> **READING TEXT**
--------------------------------------------------

The land has also served as a youth imprisonment camp, and the police have done trainings on that land.

So that land has been, over a time period, used for the brutal and harsh treatment of Black people in particular, but also of poor and working-class people.

One quick thing I want to say, also, is that that land, in terms of it being a forest before the invention of Cop City, was promised to the adjacent community, which is 70% Black, as a recreational and park area, particularly as the land re-forested itself over time, park areas where there were supposed to be nature trails, hiking available, parks available, and when the idea of Cop City arose, from the Atlanta Police Department, the City of Atlanta and the Atlanta Police Foundation, all of those plans were scrapped immediately, without any input from that adjoining community, and instead they decided to move forward with this idea of Cop City.

New Republic: Atlanta’s “Cop City” and the Vital Fight for Urban Forests

New Republic (3/9/23)

JJ: I think that’s why folks are talking about, I’ve heard a reference to “layers of violence” at work here. And I think that’s what they’re getting at is, there’s what this place would be for, its purpose, and then there’s also the process of how it is being pushed on people that didn’t want it. And then there’s also the physical, environmental impact of the construction. It’s a lot, and yet they’re all intertwined, these problems.

KF: Yeah, this is a perfect illustration of how the state, vis-a-vis the city, the state government and even, in some ways, the federal government, operate in tandem, and a lot of times, most of the time, it doesn’t matter what party they are, but operate in tandem at the whim of capital and at the whim of a, relatively speaking, right-wing ideological outlook.

And, again, it doesn’t matter which party it is we’re talking about. It doesn’t matter whether or not those folks are Black or white, but an ideological outlook that says overpolicing in Black and brown communities is the answer to every problem.

And so here in particular, you talked about the process. This process of developing Cop City came after the 2020 uprisings against police violence, the 2020 uprisings that were national in scope, that started after Breonna TaylorGeorge Floyd and, here in Atlanta, Rayshard Brooks was killed by the police, and it caused a massive uprising and movement across the nation again.

--------------------------------------------------

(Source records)
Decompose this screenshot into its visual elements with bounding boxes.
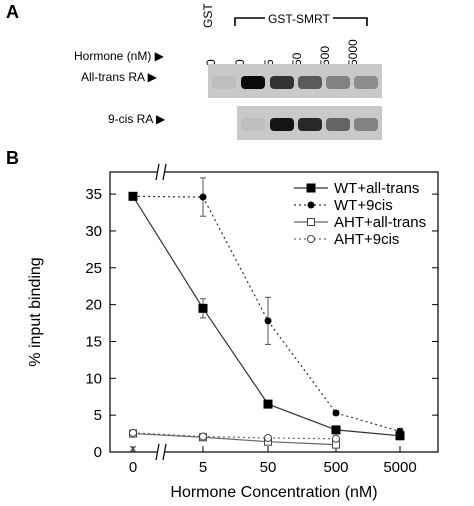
gel-lane-background xyxy=(208,64,382,98)
x-axis-label: Hormone Concentration (nM) xyxy=(170,484,377,501)
gel-band xyxy=(298,76,322,89)
gel-band xyxy=(354,118,378,131)
y-tick-label: 20 xyxy=(85,297,102,314)
y-tick-label: 25 xyxy=(85,260,102,277)
axis-break-mark xyxy=(155,443,160,461)
data-point xyxy=(396,427,404,435)
binding-chart: 0 5 10 15 20 25 30 35 0 5 50 500 5000 Hormone Concent… xyxy=(27,163,439,501)
data-point xyxy=(264,434,272,442)
gel-band xyxy=(270,118,294,131)
legend-entry: WT+all-trans xyxy=(334,180,419,197)
x-tick-label: 5000 xyxy=(383,459,416,476)
legend-marker xyxy=(307,218,315,226)
data-point xyxy=(332,434,340,443)
hormone-row-label: Hormone (nM) ▶ xyxy=(74,49,164,63)
9cis-row-label: 9-cis RA ▶ xyxy=(108,112,166,126)
extra-marker: × xyxy=(129,440,137,456)
data-point xyxy=(129,428,137,437)
plot-frame xyxy=(109,171,439,453)
data-point xyxy=(129,192,137,200)
x-tick-label: 0 xyxy=(129,459,137,476)
data-point xyxy=(332,409,340,417)
gel-band xyxy=(270,76,294,89)
legend-entry: AHT+9cis xyxy=(334,231,399,248)
data-point xyxy=(264,317,272,325)
axis-break-mask-bottom xyxy=(157,449,165,455)
all-trans-row-label: All-trans RA ▶ xyxy=(81,70,157,84)
gel-band xyxy=(326,118,350,131)
x-tick-label: 500 xyxy=(323,459,348,476)
legend-entry: WT+9cis xyxy=(334,197,393,214)
gst-smrt-label: GST-SMRT xyxy=(265,12,333,26)
data-point xyxy=(263,399,273,409)
series-line xyxy=(132,432,337,446)
legend-marker xyxy=(307,201,315,209)
gst-lane-label: GST xyxy=(201,3,215,28)
legend-marker xyxy=(307,235,315,243)
y-tick-label: 5 xyxy=(94,407,102,424)
legend-marker xyxy=(306,183,316,193)
data-point xyxy=(198,303,208,313)
gel-band xyxy=(241,118,265,131)
data-point xyxy=(331,425,341,435)
legend-entry: AHT+all-trans xyxy=(334,214,426,231)
y-axis-label: % input binding xyxy=(27,257,44,366)
y-tick-label: 0 xyxy=(94,444,102,461)
y-tick-label: 10 xyxy=(85,370,102,387)
gel-band xyxy=(212,76,236,89)
series-line xyxy=(132,432,337,440)
panel-a-label: A xyxy=(6,2,19,22)
y-tick-label: 30 xyxy=(85,223,102,240)
axis-break-mark xyxy=(155,163,160,181)
series-line xyxy=(132,195,401,432)
axis-break-mark xyxy=(162,443,167,461)
y-tick-label: 15 xyxy=(85,333,102,350)
y-tick-label: 35 xyxy=(85,186,102,203)
data-point xyxy=(395,431,405,441)
data-point xyxy=(199,432,207,441)
x-tick-label: 5 xyxy=(199,459,207,476)
gel-band xyxy=(354,76,378,89)
panel-b-label: B xyxy=(6,148,19,168)
lane-label: 500 xyxy=(318,45,332,66)
gel-band xyxy=(241,76,265,89)
axis-break-mark xyxy=(162,163,167,181)
x-tick-label: 50 xyxy=(260,459,277,476)
gel-band xyxy=(298,118,322,131)
axis-break-mask-top xyxy=(157,169,165,175)
data-point xyxy=(199,193,207,201)
gel-band xyxy=(326,76,350,89)
lane-label: 5000 xyxy=(346,39,360,66)
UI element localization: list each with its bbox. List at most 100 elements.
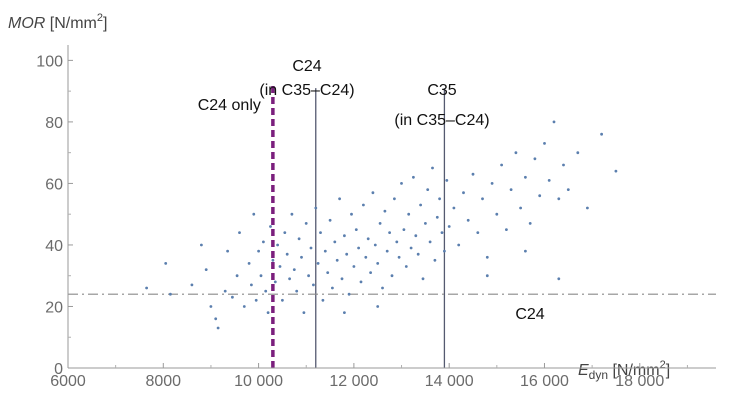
data-point	[524, 249, 527, 253]
data-point	[466, 218, 470, 222]
data-point	[145, 286, 149, 290]
data-point	[319, 231, 322, 235]
data-point	[250, 283, 253, 287]
data-point	[214, 317, 218, 321]
data-point	[404, 265, 408, 268]
data-point	[226, 249, 230, 253]
x-axis-label-close: ]	[666, 362, 670, 379]
data-point	[457, 243, 461, 247]
data-point	[390, 274, 394, 278]
data-point	[278, 265, 282, 268]
x-tick-label: 16 000	[520, 373, 569, 390]
x-axis-label-sup: 2	[660, 359, 666, 371]
data-point	[614, 169, 618, 173]
svg-text:MOR [N/mm2]: MOR [N/mm2]	[8, 12, 107, 32]
data-point	[316, 262, 320, 265]
data-point	[381, 286, 384, 290]
data-point	[340, 277, 344, 281]
data-point	[323, 249, 327, 253]
y-tick-label: 60	[45, 176, 63, 193]
data-point	[471, 172, 475, 176]
data-point	[402, 228, 406, 232]
data-point	[307, 274, 310, 278]
data-point	[373, 243, 377, 247]
data-point	[262, 240, 265, 244]
data-point	[326, 271, 330, 274]
data-point	[409, 246, 413, 250]
data-point	[533, 157, 537, 161]
data-point	[476, 231, 480, 235]
data-point	[462, 191, 465, 195]
annotation-c24-sub: (in C35–C24)	[259, 82, 354, 99]
data-point	[314, 206, 318, 210]
data-point	[302, 311, 306, 314]
x-axis-label-unit: [N/mm	[608, 362, 660, 379]
data-point	[447, 225, 451, 228]
data-point	[231, 295, 234, 299]
data-point	[352, 265, 356, 268]
data-point	[190, 283, 194, 287]
data-point	[519, 206, 522, 210]
data-point	[397, 255, 401, 259]
data-point	[576, 151, 580, 155]
data-point	[252, 212, 256, 216]
data-point	[273, 280, 277, 284]
data-point	[362, 203, 365, 207]
data-point	[288, 277, 291, 281]
annotation-c35-sub: (in C35–C24)	[394, 112, 489, 129]
data-point	[543, 142, 546, 145]
y-tick-label: 40	[45, 238, 63, 255]
data-point	[271, 258, 275, 262]
data-point	[269, 225, 272, 228]
data-point	[524, 175, 527, 179]
y-axis-label: MOR [N/mm2]	[8, 12, 107, 32]
data-point	[347, 292, 351, 296]
data-point	[235, 274, 239, 278]
annotation-c35: C35	[427, 82, 456, 99]
data-point	[414, 234, 418, 238]
x-tick-label: 18 000	[615, 373, 664, 390]
data-point	[242, 305, 246, 308]
x-axis-label: Edyn [N/mm2]	[578, 359, 670, 382]
y-tick-label: 80	[45, 115, 63, 132]
data-point	[547, 179, 551, 182]
data-point	[266, 311, 270, 314]
y-axis-label-unit: [N/mm	[45, 15, 97, 32]
data-point	[600, 132, 603, 136]
data-point	[281, 298, 284, 302]
data-point	[285, 252, 289, 256]
data-point	[359, 280, 363, 284]
data-point	[443, 249, 446, 253]
annotation-c24: C24	[292, 58, 321, 75]
data-point	[395, 240, 399, 244]
data-point	[385, 249, 389, 253]
data-point	[485, 274, 489, 278]
data-point	[259, 274, 263, 278]
data-point	[407, 212, 411, 216]
data-point	[376, 305, 380, 308]
data-point	[290, 212, 294, 216]
data-point	[371, 191, 375, 195]
data-point	[495, 212, 499, 216]
data-point	[481, 197, 484, 201]
data-point	[343, 234, 346, 238]
data-point	[345, 252, 349, 256]
data-point	[304, 222, 308, 225]
y-tick-label: 20	[45, 299, 63, 316]
data-point	[364, 255, 368, 259]
data-point	[238, 231, 241, 235]
data-point	[376, 262, 380, 265]
data-point	[366, 237, 370, 241]
data-point	[435, 215, 439, 219]
data-point	[509, 188, 513, 192]
x-axis-label-main: E	[578, 362, 589, 379]
data-point	[312, 283, 315, 287]
data-point	[369, 271, 372, 274]
data-point	[204, 268, 208, 271]
data-point	[216, 326, 220, 330]
data-point	[350, 212, 353, 216]
data-point	[485, 255, 489, 259]
y-axis-label-main: MOR	[8, 15, 46, 32]
data-point	[500, 163, 503, 167]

--------------------------------------------------

> **TO BE DONE**
From the Cop City interview, pull out word for word the passage from "One quick thing" up to and including "of Cop City.".

> **TASK SOLUTION**
One quick thing I want to say, also, is that that land, in terms of it being a forest before the invention of Cop City, was promised to the adjacent community, which is 70% Black, as a recreational and park area, particularly as the land re-forested itself over time, park areas where there were supposed to be nature trails, hiking available, parks available, and when the idea of Cop City arose, from the Atlanta Police Department, the City of Atlanta and the Atlanta Police Foundation, all of those plans were scrapped immediately, without any input from that adjoining community, and instead they decided to move forward with this idea of Cop City.